WORK TO BE COMPLETED: Check each line of the listing below for the string "γίνονται", and give only how many lines hold it.

** START SUPPLIED RECORDS **

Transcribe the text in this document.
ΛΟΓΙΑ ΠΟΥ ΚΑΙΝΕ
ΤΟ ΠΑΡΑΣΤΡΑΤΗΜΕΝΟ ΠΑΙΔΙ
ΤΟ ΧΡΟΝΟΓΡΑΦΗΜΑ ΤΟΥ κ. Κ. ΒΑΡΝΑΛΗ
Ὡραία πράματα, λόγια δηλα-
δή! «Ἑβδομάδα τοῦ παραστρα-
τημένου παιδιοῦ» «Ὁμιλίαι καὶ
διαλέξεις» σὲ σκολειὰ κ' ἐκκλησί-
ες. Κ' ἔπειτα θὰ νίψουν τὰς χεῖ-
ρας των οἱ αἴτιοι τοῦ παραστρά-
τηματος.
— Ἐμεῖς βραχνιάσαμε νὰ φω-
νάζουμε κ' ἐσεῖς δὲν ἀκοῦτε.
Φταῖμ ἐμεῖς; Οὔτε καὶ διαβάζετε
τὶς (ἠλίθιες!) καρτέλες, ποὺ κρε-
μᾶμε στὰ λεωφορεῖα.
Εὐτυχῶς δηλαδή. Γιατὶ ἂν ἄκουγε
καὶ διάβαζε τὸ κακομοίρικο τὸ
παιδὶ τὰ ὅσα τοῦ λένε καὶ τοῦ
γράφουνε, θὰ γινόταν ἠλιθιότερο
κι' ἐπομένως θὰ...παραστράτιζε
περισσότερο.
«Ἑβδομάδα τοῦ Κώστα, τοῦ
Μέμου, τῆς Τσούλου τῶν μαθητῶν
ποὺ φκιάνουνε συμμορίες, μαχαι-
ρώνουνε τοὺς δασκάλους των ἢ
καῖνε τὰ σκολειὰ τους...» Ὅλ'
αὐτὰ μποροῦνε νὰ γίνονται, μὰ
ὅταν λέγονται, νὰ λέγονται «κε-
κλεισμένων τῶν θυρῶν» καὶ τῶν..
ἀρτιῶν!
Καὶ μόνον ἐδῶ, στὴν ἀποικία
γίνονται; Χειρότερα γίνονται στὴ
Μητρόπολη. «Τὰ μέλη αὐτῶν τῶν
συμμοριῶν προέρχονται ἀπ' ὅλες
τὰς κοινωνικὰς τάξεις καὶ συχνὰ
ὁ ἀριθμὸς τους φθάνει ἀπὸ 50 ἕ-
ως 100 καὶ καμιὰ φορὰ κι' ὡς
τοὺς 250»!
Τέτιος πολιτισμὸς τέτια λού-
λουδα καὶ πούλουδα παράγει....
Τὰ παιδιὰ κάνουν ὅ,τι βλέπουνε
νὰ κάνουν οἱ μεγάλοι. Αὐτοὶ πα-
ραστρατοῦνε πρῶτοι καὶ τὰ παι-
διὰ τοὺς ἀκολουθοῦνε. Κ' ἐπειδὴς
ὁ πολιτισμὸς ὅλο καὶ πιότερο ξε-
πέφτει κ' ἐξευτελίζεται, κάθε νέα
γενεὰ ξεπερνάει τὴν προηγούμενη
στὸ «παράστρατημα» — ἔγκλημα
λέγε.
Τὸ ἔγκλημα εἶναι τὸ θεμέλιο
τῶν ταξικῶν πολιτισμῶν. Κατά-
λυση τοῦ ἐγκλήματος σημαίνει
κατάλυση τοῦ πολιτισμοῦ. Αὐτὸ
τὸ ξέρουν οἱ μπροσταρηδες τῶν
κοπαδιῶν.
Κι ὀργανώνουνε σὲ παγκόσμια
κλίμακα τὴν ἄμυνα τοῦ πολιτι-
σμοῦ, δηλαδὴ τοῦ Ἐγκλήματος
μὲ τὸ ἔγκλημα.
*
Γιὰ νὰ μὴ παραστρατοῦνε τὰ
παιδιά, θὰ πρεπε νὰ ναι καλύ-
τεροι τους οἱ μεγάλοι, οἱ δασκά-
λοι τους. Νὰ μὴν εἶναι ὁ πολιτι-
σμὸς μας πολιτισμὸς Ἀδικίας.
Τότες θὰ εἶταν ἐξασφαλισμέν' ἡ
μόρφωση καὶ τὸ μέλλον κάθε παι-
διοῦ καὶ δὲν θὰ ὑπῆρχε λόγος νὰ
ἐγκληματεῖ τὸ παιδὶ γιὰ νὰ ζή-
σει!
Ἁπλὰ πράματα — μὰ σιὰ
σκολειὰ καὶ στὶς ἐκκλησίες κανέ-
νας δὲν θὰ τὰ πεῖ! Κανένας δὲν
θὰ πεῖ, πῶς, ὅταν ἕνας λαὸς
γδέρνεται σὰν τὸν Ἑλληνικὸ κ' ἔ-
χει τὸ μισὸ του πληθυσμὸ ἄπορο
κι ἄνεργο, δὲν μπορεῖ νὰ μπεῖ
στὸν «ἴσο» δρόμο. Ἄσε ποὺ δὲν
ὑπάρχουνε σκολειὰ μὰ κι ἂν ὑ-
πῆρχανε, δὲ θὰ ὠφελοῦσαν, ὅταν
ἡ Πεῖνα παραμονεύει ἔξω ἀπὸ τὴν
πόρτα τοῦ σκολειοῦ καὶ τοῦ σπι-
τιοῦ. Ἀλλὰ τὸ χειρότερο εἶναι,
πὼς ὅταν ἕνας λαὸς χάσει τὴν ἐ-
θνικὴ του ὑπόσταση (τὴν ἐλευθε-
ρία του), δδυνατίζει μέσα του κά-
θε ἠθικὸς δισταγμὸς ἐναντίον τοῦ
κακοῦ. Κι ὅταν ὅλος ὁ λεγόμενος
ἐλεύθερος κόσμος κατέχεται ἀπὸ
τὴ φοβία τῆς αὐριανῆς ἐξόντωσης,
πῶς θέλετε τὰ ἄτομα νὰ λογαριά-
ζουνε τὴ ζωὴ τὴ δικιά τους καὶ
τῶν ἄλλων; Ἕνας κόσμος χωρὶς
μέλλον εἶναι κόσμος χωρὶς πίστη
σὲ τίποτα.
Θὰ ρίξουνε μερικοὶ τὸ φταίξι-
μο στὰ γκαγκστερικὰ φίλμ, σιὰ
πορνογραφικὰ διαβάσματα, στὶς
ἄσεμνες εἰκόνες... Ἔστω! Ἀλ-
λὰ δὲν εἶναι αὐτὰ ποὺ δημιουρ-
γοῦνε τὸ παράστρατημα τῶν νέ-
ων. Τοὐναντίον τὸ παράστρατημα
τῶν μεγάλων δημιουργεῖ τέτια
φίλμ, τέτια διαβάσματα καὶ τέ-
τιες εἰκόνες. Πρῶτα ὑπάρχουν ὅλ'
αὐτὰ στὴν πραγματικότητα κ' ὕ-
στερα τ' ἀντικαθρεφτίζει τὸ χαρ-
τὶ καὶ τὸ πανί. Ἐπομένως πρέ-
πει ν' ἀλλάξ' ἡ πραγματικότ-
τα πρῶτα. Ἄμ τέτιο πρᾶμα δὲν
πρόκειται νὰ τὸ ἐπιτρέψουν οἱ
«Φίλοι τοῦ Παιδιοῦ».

** END SUPPLIED RECORDS **

ANSWER IN FULL: 2